### Exercise brief
Please write out everything from the line containing "entry-page-number: ٤٠٩ <box>162 836" down to the line containing "dot-leader <box>266 944 495 946</box>", character for character.
[Records provided start]
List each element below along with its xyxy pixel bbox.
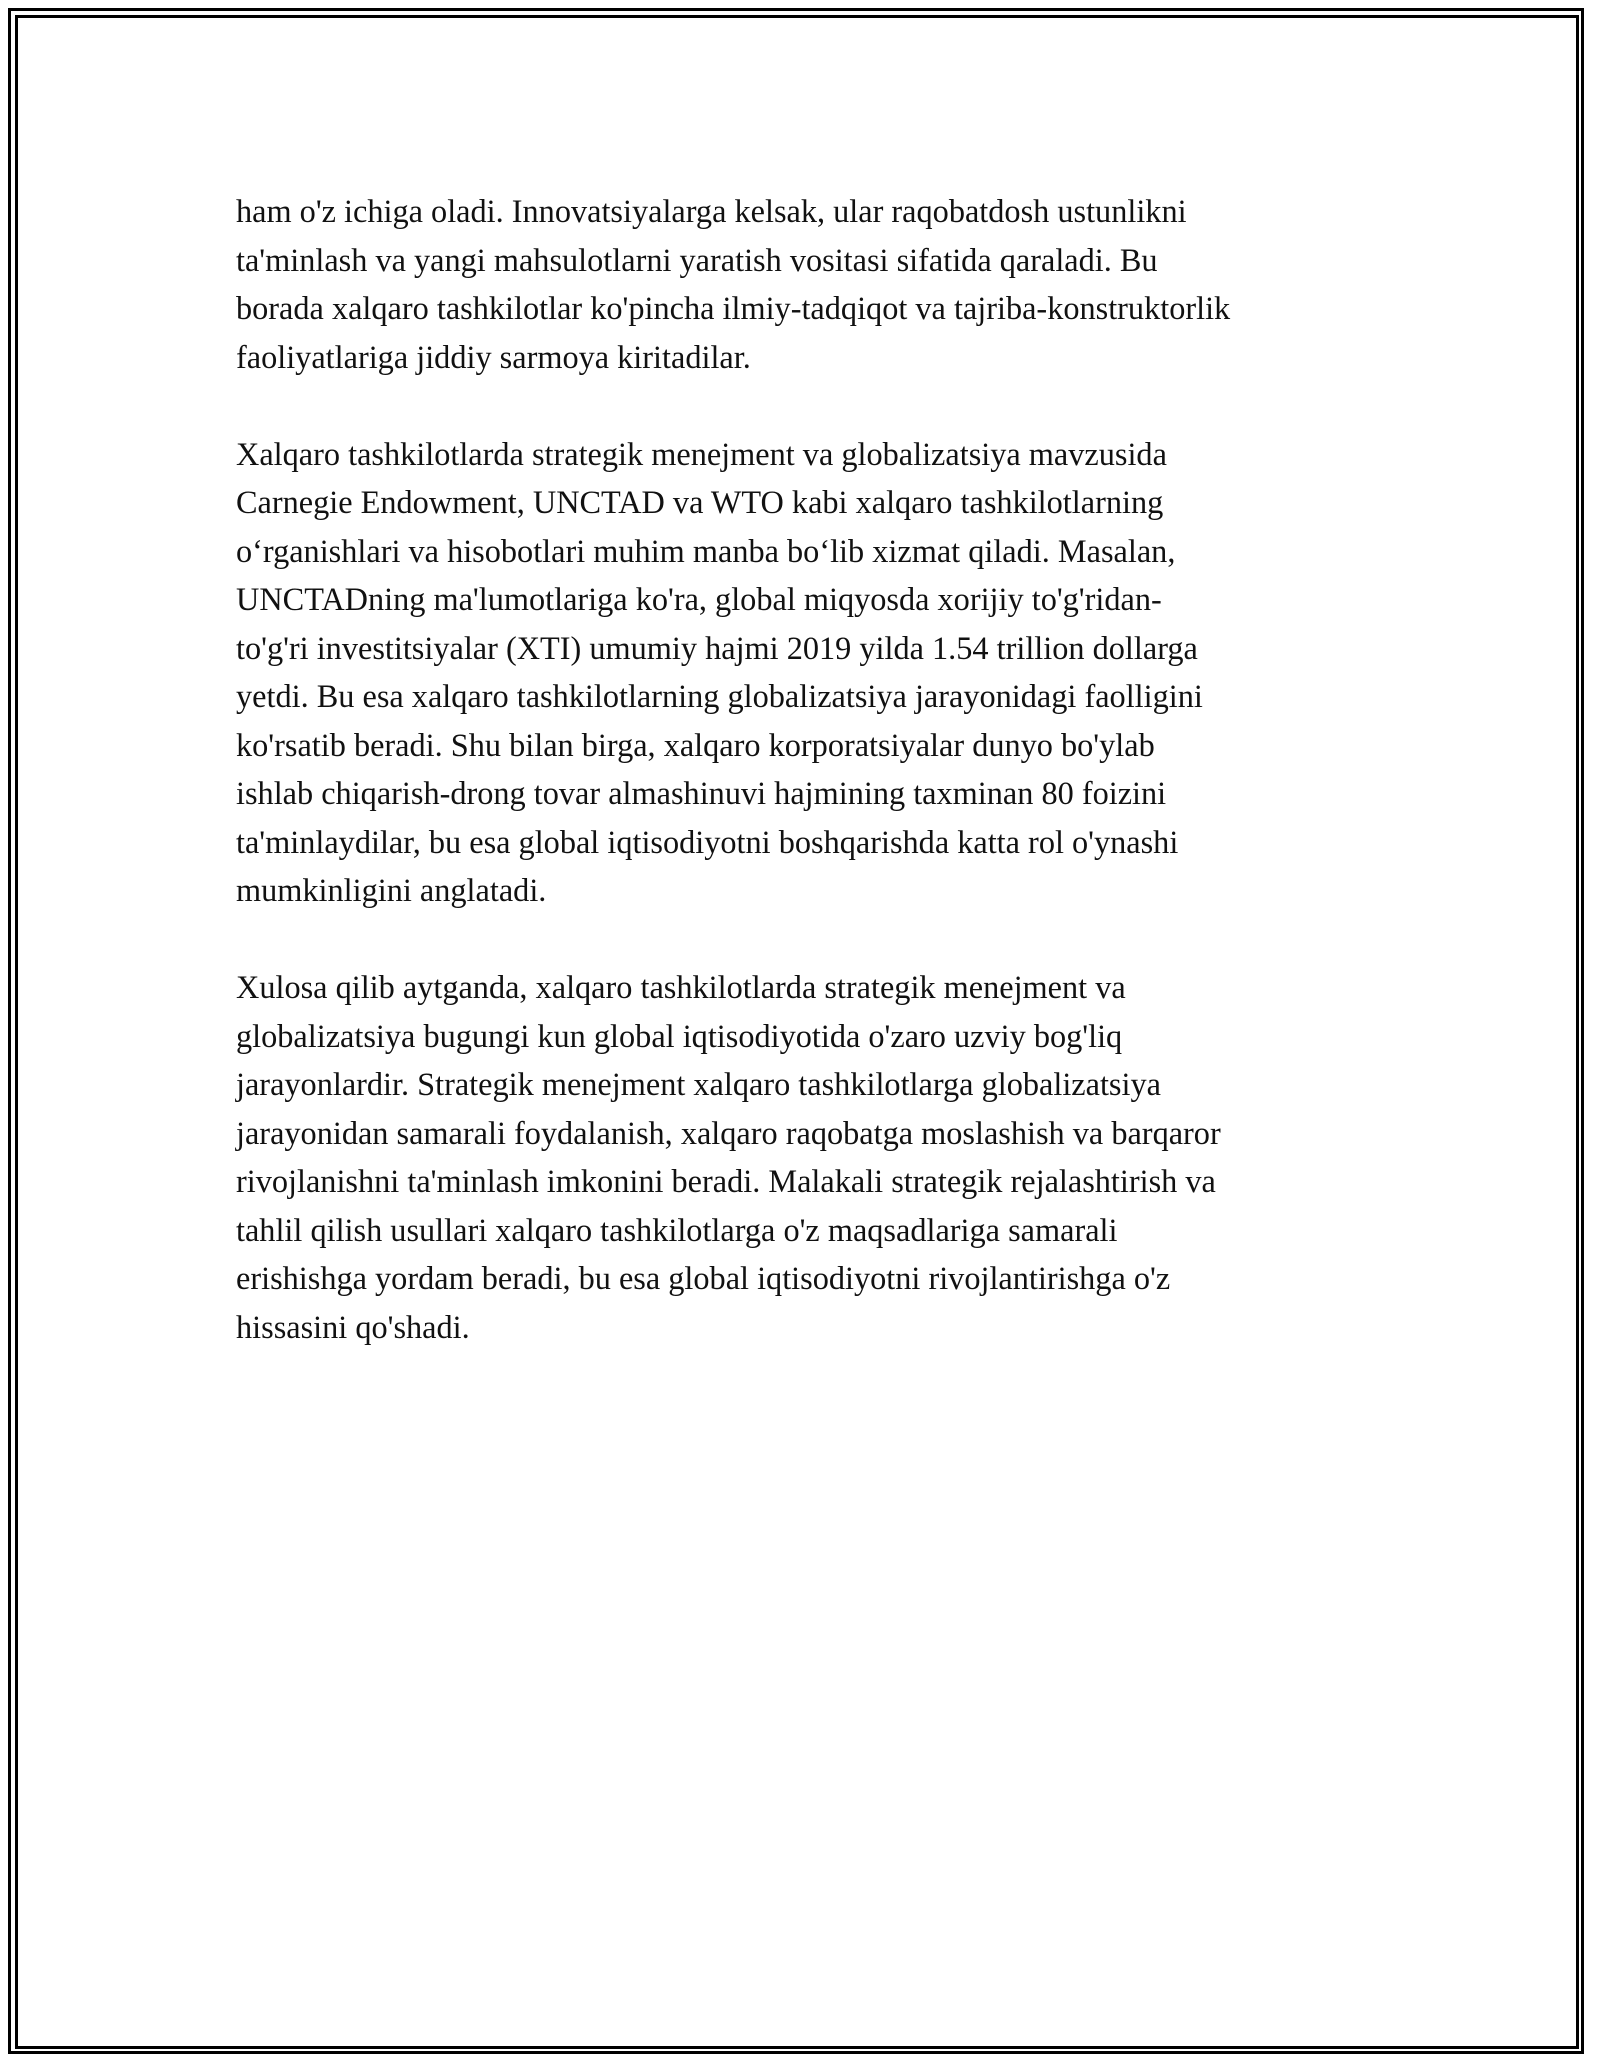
- text-line: to'g'ri investitsiyalar (XTI) umumiy hajmi 2019 yilda 1.54 trillion dollarga: [236, 629, 1198, 666]
- text-line: hissasini qo'shadi.: [236, 1308, 470, 1345]
- document-body: [236, 187, 1376, 1400]
- text-line: yetdi. Bu esa xalqaro tashkilotlarning globalizatsiya jarayonidagi faolligini: [236, 678, 1203, 714]
- text-line: ishlab chiqarish-drong tovar almashinuvi hajmining taxminan 80 foizini: [236, 775, 1167, 811]
- text-line: ta'minlash va yangi mahsulotlarni yaratish vositasi sifatida qaraladi. Bu: [236, 241, 1158, 278]
- text-line: Xalqaro tashkilotlarda strategik menejment va globalizatsiya mavzusida: [236, 435, 1167, 472]
- text-line: o‘rganishlari va hisobotlari muhim manba bo‘lib xizmat qiladi. Masalan,: [236, 532, 1176, 569]
- text-line: rivojlanishni ta'minlash imkonini beradi. Malakali strategik rejalashtirish va: [236, 1163, 1216, 1199]
- text-line: erishishga yordam beradi, bu esa global iqtisodiyotni rivojlantirishga o'z: [236, 1260, 1171, 1296]
- text-line: Xulosa qilib aytganda, xalqaro tashkilotlarda strategik menejment va: [236, 969, 1126, 1005]
- text-line: faoliyatlariga jiddiy sarmoya kiritadilar.: [236, 338, 751, 375]
- paragraph-conclusion: [236, 963, 1376, 1351]
- text-line: ta'minlaydilar, bu esa global iqtisodiyotni boshqarishda katta rol o'ynashi: [236, 823, 1179, 860]
- text-line: borada xalqaro tashkilotlar ko'pincha ilmiy-tadqiqot va tajriba-konstruktorlik: [236, 290, 1231, 326]
- text-line: mumkinligini anglatadi.: [236, 872, 547, 908]
- text-line: ham o'z ichiga oladi. Innovatsiyalarga kelsak, ular raqobatdosh ustunlikni: [236, 193, 1187, 229]
- text-line: jarayonidan samarali foydalanish, xalqaro raqobatga moslashish va barqaror: [236, 1114, 1221, 1151]
- text-line: Carnegie Endowment, UNCTAD va WTO kabi xalqaro tashkilotlarning: [236, 484, 1164, 520]
- text-line: jarayonlardir. Strategik menejment xalqaro tashkilotlarga globalizatsiya: [236, 1066, 1161, 1102]
- text-line: UNCTADning ma'lumotlariga ko'ra, global miqyosda xorijiy to'g'ridan-: [236, 581, 1162, 617]
- text-line: globalizatsiya bugungi kun global iqtisodiyotida o'zaro uzviy bog'liq: [236, 1017, 1123, 1054]
- paragraph-innovations: [236, 187, 1376, 381]
- text-line: ko'rsatib beradi. Shu bilan birga, xalqaro korporatsiyalar dunyo bo'ylab: [236, 726, 1155, 763]
- paragraph-sources: [236, 430, 1376, 915]
- text-line: tahlil qilish usullari xalqaro tashkilotlarga o'z maqsadlariga samarali: [236, 1211, 1118, 1248]
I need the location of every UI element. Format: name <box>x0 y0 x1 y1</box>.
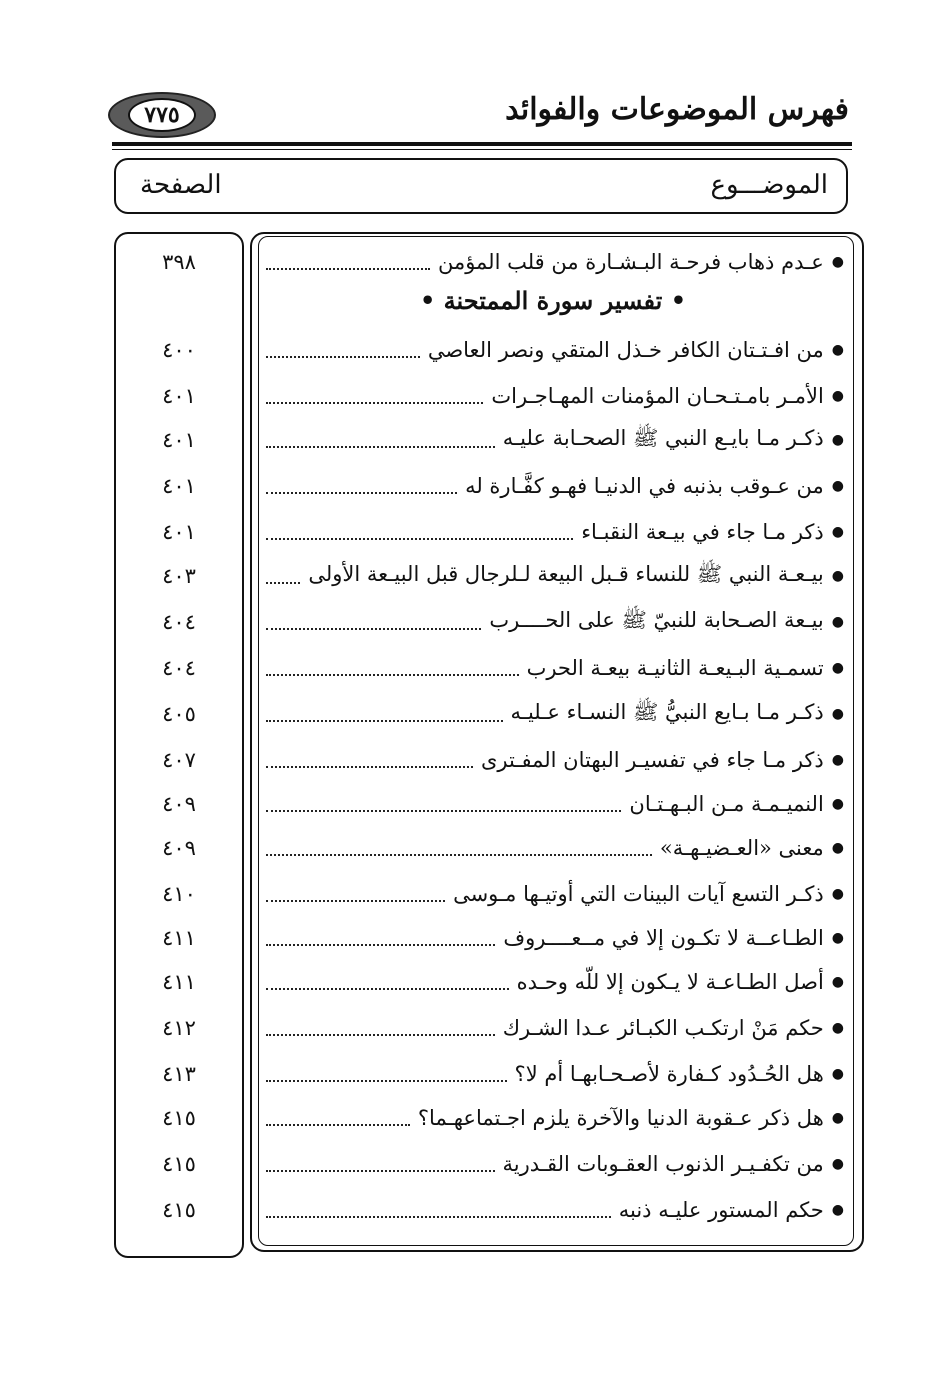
entry-page-number: ٤٠٩ <box>162 836 196 860</box>
index-entry-row <box>262 1144 844 1184</box>
bullet-icon: ● <box>831 342 844 358</box>
index-entry-row <box>262 376 844 416</box>
page-number: ٧٧٥ <box>128 98 196 132</box>
index-entry-row <box>262 784 844 824</box>
dot-leader <box>266 900 445 902</box>
dot-leader <box>266 944 495 946</box>
bullet-icon: ● <box>831 706 844 722</box>
entry-page-number: ٤٠٠ <box>162 338 196 362</box>
entry-title: من افـتـتان الكافر خـذل المتقي ونصر العاصي <box>427 338 824 362</box>
entry-page-number: ٤١١ <box>162 926 196 950</box>
entry-page-number: ٤٠٧ <box>162 748 196 772</box>
bullet-icon: ● <box>831 614 844 630</box>
entry-title: بيـعـة النبي ﷺ للنساء قـبل البيعة لـلرجال قبل البيـعة الأولى <box>308 561 824 586</box>
index-entry-row <box>262 420 844 460</box>
index-entry-row <box>262 602 844 642</box>
entry-page-number: ٤٠٣ <box>162 564 196 588</box>
bullet-icon: ● <box>831 432 844 448</box>
entry-title: هل الحُـدُود كـفارة لأصـحـابهـا أم لا؟ <box>514 1062 824 1086</box>
entry-page-number: ٤٠٤ <box>162 610 196 634</box>
page-number-badge <box>108 92 216 138</box>
page-column-label: الصفحة <box>140 170 222 200</box>
index-entry-row <box>262 512 844 552</box>
index-entry-row <box>262 828 844 868</box>
index-entry-row <box>262 918 844 958</box>
index-entry-row <box>262 740 844 780</box>
entry-page-number: ٤١٠ <box>162 882 196 906</box>
dot-leader <box>266 446 495 448</box>
dot-leader <box>266 268 430 270</box>
entry-page-number: ٤٠١ <box>162 474 196 498</box>
entry-title: من تكفـيـر الذنوب العقـوبات القـدرية <box>502 1152 824 1176</box>
bullet-icon: ● <box>831 1020 844 1036</box>
bullet-icon: ● <box>831 1110 844 1126</box>
dot-leader <box>266 1034 495 1036</box>
bullet-icon: ● <box>831 1066 844 1082</box>
bullet-icon: ● <box>831 930 844 946</box>
entry-page-number: ٤١٢ <box>162 1016 196 1040</box>
entry-title: بيـعة الصـحابة للنبيّ ﷺ على الحــــرب <box>489 607 824 632</box>
bullet-icon: ● <box>831 1202 844 1218</box>
dot-leader <box>266 1124 410 1126</box>
index-entry-row <box>262 330 844 370</box>
bullet-icon: ● <box>831 1156 844 1172</box>
index-entry-row <box>262 242 844 282</box>
bullet-icon: ● <box>831 660 844 676</box>
bullet-icon: ● <box>831 840 844 856</box>
index-entry-row <box>262 874 844 914</box>
bullet-icon: ● <box>831 796 844 812</box>
header-title: فهرس الموضوعات والفوائد <box>505 92 849 127</box>
entry-page-number: ٤١٥ <box>162 1198 196 1222</box>
section-heading: • تفسير سورة الممتحنة • <box>419 286 687 315</box>
entry-page-number: ٣٩٨ <box>162 250 196 274</box>
entry-title: ذكر مـا جاء في تفسيـر البهتان المفـترى <box>481 748 824 772</box>
header-rule-thick <box>112 142 852 146</box>
entry-page-number: ٤٠١ <box>162 520 196 544</box>
index-entry-row <box>262 1190 844 1230</box>
entry-title: ذكر مـا جاء في بيـعة النقبـاء <box>581 520 824 544</box>
entry-title: من عـوقب بذنبه في الدنيـا فهـو كفَّـارة له <box>465 474 824 498</box>
dot-leader <box>266 810 621 812</box>
dot-leader <box>266 628 481 630</box>
entry-page-number: ٤١٥ <box>162 1106 196 1130</box>
bullet-icon: ● <box>831 478 844 494</box>
dot-leader <box>266 1216 611 1218</box>
entry-title: الأمـر بامـتـحـان المؤمنات المهـاجـرات <box>491 384 824 408</box>
index-entry-row <box>262 648 844 688</box>
entry-title: ذكـر التسع آيات البينات التي أوتيـها مـوسى <box>453 882 824 906</box>
entry-title: ذكـر مـا بايـع النبي ﷺ الصحـابة عليـه <box>502 425 824 450</box>
entry-title: هل ذكر عـقوبة الدنيا والآخرة يلزم اجـتماعهـما؟ <box>417 1106 824 1130</box>
index-entry-row <box>262 1054 844 1094</box>
bullet-icon: ● <box>831 752 844 768</box>
dot-leader <box>266 492 457 494</box>
entry-title: حكم المستور عليـه ذنبه <box>618 1198 824 1222</box>
index-entry-row <box>262 694 844 734</box>
dot-leader <box>266 854 652 856</box>
entry-page-number: ٤٠٥ <box>162 702 196 726</box>
header-rule-thin <box>112 149 852 150</box>
dot-leader <box>266 402 483 404</box>
dot-leader <box>266 988 509 990</box>
index-entry-row <box>262 556 844 596</box>
entry-page-number: ٤١٥ <box>162 1152 196 1176</box>
column-header-box <box>114 158 848 214</box>
index-entry-row <box>262 1008 844 1048</box>
entry-title: تسمـية البـيعـة الثانيـة بيعـة الحرب <box>526 656 824 680</box>
entry-page-number: ٤١١ <box>162 970 196 994</box>
bullet-icon: ● <box>831 974 844 990</box>
dot-leader <box>266 766 473 768</box>
entry-title: معنى «العـضيـهـة» <box>659 836 824 860</box>
entry-page-number: ٤٠٤ <box>162 656 196 680</box>
dot-leader <box>266 720 503 722</box>
entry-page-number: ٤١٣ <box>162 1062 196 1086</box>
entry-page-number: ٤٠٩ <box>162 792 196 816</box>
dot-leader <box>266 1080 507 1082</box>
index-entry-row <box>262 1098 844 1138</box>
entry-title: حكم مَنْ ارتكـب الكبـائر عـدا الشـرك <box>502 1016 824 1040</box>
bullet-icon: ● <box>831 524 844 540</box>
entry-page-number: ٤٠١ <box>162 428 196 452</box>
dot-leader <box>266 582 300 584</box>
dot-leader <box>266 1170 495 1172</box>
entry-title: الطـاعــة لا تكـون إلا في مــعــــروف <box>503 926 824 950</box>
bullet-icon: ● <box>831 388 844 404</box>
bullet-icon: ● <box>831 886 844 902</box>
bullet-icon: ● <box>831 254 844 270</box>
index-entry-row <box>262 962 844 1002</box>
dot-leader <box>266 538 573 540</box>
bullet-icon: ● <box>831 568 844 584</box>
entry-title: ذكـر مـا بـايع النبيُّ ﷺ النسـاء عـليـه <box>510 699 824 724</box>
entry-page-number: ٤٠١ <box>162 384 196 408</box>
entry-title: النميـمـة مـن البـهـتـان <box>629 792 824 816</box>
dot-leader <box>266 674 519 676</box>
entry-title: عـدم ذهاب فرحـة البـشـارة من قلب المؤمن <box>437 250 824 274</box>
topic-column-label: الموضـــوع <box>710 170 828 200</box>
entry-title: أصل الطـاعـة لا يـكون إلا للّه وحـده <box>516 970 824 994</box>
index-entry-row <box>262 466 844 506</box>
dot-leader <box>266 356 420 358</box>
[Records provided end]
### Finished answer
entry-page-number: ٤٠٩ <box>162 836 196 860</box>
index-entry-row <box>262 1144 844 1184</box>
bullet-icon: ● <box>831 342 844 358</box>
index-entry-row <box>262 376 844 416</box>
page-number: ٧٧٥ <box>128 98 196 132</box>
index-entry-row <box>262 784 844 824</box>
dot-leader <box>266 900 445 902</box>
dot-leader <box>266 944 495 946</box>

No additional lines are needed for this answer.